▸ **Task details**
Work out how many lines of the listing hold the string "when". Answer with that number alone.

▸ **Records supplied**
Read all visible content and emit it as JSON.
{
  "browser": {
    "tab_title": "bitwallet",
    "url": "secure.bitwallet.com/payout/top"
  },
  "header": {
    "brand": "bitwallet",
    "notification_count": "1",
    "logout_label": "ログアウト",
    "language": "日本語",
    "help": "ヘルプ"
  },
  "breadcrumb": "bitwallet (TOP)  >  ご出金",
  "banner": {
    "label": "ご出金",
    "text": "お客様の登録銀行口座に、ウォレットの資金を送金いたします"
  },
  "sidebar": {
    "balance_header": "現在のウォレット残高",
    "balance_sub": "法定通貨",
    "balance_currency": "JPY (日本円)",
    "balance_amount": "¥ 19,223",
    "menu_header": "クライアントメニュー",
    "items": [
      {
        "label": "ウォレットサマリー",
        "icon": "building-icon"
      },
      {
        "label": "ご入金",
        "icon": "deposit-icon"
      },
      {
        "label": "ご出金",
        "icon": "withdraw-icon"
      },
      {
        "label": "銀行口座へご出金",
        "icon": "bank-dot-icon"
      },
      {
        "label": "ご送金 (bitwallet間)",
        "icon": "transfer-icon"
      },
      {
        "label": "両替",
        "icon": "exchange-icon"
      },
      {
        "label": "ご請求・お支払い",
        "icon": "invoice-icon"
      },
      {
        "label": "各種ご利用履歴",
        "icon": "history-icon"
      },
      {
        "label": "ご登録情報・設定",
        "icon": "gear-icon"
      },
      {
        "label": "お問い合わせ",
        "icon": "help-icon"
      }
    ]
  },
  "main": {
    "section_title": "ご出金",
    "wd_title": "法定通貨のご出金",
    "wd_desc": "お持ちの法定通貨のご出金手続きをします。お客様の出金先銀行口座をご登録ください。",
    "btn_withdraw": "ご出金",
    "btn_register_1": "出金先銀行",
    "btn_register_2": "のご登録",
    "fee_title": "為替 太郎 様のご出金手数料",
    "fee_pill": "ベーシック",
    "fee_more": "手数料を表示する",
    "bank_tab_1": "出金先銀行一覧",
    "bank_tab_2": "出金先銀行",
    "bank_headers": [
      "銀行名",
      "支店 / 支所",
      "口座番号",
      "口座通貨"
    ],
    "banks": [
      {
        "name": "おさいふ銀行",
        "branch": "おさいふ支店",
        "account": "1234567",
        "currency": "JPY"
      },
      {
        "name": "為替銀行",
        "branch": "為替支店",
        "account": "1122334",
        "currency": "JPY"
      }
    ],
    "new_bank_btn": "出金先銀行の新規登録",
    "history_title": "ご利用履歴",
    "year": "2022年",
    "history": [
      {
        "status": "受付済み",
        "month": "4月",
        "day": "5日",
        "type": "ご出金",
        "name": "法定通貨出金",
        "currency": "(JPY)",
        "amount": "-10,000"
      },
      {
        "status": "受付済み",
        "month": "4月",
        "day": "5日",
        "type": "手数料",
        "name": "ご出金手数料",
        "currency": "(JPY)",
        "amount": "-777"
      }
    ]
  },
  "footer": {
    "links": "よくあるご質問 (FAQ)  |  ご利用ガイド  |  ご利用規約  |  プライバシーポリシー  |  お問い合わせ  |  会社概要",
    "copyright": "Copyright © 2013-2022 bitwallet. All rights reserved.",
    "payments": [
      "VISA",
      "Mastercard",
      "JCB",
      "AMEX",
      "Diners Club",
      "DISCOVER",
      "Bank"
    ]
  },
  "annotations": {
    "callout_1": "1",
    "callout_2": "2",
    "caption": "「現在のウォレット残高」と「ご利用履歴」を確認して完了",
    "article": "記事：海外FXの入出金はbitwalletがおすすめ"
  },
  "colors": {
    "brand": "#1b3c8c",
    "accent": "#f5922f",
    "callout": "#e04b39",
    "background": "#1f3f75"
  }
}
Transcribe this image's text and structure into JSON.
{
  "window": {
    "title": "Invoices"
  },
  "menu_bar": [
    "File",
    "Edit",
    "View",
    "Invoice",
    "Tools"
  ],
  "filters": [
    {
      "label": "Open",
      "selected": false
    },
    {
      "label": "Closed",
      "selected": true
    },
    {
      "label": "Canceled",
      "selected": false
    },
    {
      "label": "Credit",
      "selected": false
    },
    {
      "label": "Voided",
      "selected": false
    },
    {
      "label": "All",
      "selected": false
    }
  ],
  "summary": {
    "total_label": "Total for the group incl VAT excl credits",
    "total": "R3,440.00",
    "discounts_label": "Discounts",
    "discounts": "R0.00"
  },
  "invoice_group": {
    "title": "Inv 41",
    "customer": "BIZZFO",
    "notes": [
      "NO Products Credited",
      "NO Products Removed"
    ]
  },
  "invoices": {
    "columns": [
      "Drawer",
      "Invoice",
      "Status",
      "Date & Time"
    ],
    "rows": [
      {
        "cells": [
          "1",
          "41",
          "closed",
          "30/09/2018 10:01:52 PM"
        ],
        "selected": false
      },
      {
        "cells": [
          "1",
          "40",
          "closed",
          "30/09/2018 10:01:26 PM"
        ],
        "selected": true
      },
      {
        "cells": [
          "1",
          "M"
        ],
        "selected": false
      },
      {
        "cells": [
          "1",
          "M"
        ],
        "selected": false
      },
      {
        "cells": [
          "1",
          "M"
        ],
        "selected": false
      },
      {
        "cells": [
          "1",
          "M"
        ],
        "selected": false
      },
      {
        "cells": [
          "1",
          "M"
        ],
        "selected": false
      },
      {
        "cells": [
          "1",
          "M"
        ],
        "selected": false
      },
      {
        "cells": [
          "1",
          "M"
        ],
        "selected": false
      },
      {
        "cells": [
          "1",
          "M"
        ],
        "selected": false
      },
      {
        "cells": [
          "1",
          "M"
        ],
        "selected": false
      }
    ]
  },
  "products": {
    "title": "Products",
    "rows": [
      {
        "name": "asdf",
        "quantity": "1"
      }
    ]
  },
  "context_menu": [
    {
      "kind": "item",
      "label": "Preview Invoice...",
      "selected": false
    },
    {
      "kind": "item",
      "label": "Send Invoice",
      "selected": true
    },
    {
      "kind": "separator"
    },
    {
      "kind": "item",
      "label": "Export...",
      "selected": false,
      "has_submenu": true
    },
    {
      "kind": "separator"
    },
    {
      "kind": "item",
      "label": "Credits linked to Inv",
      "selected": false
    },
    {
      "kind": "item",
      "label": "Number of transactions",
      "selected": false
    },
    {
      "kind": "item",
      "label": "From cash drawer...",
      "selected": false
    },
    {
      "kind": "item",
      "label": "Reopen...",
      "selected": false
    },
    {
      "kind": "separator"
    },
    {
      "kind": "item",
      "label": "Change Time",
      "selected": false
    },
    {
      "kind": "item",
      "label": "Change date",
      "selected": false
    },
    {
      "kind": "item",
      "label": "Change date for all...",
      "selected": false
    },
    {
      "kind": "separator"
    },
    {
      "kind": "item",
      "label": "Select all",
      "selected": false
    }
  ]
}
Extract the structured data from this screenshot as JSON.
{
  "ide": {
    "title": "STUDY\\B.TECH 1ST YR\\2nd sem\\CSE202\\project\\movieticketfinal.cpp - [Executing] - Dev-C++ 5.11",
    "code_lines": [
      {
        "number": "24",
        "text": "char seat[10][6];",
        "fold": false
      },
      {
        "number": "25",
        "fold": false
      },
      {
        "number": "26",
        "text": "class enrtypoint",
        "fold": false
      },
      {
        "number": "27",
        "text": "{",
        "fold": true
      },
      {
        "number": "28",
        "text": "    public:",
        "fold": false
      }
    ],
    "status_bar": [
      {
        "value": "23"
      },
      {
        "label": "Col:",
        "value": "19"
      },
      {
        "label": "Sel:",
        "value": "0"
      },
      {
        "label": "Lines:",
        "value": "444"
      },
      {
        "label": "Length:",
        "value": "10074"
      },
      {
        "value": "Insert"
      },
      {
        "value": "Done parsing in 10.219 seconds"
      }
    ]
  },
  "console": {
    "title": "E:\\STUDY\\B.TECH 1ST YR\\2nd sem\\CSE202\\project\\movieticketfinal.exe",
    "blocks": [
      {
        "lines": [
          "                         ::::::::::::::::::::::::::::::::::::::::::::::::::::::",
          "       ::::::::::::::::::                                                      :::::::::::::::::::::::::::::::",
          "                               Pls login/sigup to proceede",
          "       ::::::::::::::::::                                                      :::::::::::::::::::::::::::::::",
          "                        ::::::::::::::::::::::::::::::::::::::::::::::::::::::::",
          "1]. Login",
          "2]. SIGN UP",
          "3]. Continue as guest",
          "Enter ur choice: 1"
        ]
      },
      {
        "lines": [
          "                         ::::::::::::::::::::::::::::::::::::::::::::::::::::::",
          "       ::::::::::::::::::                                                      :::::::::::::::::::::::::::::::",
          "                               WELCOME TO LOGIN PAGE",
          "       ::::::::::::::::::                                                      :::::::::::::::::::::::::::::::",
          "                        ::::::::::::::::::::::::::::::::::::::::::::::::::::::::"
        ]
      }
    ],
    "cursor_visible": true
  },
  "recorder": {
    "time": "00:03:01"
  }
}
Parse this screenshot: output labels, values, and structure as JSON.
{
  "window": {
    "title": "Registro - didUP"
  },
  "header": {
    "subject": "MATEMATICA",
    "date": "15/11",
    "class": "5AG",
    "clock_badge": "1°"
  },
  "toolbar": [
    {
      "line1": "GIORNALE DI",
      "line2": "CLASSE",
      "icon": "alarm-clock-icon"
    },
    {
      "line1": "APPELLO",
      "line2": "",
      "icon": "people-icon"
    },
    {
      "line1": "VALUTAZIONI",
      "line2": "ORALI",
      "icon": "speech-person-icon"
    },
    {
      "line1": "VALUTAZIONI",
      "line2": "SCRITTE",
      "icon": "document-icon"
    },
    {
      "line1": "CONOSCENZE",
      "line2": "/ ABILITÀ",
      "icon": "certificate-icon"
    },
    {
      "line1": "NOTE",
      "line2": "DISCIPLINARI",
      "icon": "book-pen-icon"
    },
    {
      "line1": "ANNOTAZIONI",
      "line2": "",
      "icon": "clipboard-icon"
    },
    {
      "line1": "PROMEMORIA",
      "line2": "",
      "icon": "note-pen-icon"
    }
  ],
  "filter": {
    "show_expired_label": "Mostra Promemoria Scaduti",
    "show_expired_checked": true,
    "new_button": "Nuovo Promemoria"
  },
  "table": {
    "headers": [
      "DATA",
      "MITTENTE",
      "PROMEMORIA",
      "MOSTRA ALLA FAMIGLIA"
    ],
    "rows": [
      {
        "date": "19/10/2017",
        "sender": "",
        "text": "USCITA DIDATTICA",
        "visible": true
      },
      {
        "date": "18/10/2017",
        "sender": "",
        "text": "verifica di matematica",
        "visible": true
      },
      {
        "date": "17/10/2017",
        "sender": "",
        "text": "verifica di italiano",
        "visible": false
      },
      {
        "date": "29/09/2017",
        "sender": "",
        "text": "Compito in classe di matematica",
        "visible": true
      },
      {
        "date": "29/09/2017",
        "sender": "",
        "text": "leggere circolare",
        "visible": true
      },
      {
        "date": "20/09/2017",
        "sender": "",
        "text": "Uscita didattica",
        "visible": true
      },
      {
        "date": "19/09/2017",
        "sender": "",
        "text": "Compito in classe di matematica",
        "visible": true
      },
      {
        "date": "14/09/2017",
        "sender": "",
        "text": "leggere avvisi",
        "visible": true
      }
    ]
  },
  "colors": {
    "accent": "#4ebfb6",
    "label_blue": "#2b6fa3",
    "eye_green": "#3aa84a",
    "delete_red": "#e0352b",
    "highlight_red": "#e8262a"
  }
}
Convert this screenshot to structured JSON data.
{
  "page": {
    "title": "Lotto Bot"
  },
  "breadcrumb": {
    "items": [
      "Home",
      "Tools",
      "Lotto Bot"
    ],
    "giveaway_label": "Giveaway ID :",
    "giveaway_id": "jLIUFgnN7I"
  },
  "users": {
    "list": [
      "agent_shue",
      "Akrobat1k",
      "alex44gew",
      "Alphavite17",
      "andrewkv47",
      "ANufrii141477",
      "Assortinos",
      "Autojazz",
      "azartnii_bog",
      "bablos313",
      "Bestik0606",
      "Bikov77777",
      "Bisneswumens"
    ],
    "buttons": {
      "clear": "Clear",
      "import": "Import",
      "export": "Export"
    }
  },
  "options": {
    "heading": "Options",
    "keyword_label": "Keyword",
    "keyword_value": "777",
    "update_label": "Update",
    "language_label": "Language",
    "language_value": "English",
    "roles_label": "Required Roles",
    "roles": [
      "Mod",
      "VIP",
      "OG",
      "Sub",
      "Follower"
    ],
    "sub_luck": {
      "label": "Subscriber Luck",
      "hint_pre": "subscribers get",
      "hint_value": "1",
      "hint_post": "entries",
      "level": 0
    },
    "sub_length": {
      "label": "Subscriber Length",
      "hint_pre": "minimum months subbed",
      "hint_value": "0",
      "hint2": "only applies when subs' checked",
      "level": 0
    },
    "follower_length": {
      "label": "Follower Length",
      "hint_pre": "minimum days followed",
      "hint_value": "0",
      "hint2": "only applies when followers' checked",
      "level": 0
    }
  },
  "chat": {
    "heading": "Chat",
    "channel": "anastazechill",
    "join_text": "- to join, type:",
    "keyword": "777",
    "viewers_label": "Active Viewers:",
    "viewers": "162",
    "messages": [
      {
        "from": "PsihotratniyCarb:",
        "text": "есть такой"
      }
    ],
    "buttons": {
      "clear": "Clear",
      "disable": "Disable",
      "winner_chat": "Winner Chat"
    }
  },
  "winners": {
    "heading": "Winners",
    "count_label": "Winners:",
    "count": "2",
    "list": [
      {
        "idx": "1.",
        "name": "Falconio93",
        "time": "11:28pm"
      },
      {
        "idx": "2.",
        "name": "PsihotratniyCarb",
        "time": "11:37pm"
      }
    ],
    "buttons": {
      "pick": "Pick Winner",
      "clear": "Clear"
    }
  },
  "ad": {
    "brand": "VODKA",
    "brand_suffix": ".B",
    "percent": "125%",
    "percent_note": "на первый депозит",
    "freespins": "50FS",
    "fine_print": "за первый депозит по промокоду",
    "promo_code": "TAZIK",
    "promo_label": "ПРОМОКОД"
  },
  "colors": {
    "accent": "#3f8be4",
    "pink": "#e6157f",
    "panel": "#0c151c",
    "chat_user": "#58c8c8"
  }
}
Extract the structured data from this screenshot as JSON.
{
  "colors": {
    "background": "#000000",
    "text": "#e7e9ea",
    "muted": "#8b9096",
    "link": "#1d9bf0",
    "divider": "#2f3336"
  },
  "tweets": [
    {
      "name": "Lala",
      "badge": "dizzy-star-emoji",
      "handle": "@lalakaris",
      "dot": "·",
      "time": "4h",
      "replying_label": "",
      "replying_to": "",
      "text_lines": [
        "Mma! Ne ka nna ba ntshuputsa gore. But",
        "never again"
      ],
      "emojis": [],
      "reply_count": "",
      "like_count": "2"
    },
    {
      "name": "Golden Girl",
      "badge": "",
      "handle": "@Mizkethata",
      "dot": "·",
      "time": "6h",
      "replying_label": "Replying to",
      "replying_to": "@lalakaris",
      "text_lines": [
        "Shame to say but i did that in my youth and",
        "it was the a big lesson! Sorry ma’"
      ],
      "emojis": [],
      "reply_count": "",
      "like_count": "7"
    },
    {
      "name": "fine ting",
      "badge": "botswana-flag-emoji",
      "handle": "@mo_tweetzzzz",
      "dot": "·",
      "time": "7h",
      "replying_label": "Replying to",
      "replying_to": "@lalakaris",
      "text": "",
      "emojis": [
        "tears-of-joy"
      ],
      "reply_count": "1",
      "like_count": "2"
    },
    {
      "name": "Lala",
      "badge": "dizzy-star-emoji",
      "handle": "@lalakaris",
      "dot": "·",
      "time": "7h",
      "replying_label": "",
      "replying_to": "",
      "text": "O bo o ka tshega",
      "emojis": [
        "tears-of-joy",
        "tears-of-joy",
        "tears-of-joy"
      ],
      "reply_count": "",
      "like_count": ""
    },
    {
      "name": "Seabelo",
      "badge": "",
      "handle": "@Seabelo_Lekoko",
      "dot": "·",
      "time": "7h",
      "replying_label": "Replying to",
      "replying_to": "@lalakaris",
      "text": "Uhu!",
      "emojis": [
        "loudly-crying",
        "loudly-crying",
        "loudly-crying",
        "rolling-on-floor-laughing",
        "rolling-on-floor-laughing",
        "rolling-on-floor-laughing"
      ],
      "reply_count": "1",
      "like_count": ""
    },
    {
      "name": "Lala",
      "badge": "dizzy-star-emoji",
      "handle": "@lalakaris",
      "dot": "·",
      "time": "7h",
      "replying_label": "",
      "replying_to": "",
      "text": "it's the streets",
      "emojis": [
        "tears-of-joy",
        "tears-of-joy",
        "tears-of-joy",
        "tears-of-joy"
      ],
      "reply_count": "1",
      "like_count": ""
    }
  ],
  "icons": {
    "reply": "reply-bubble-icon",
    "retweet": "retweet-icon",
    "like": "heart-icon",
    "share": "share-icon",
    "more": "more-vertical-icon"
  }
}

▸ **Solution to the problem**
2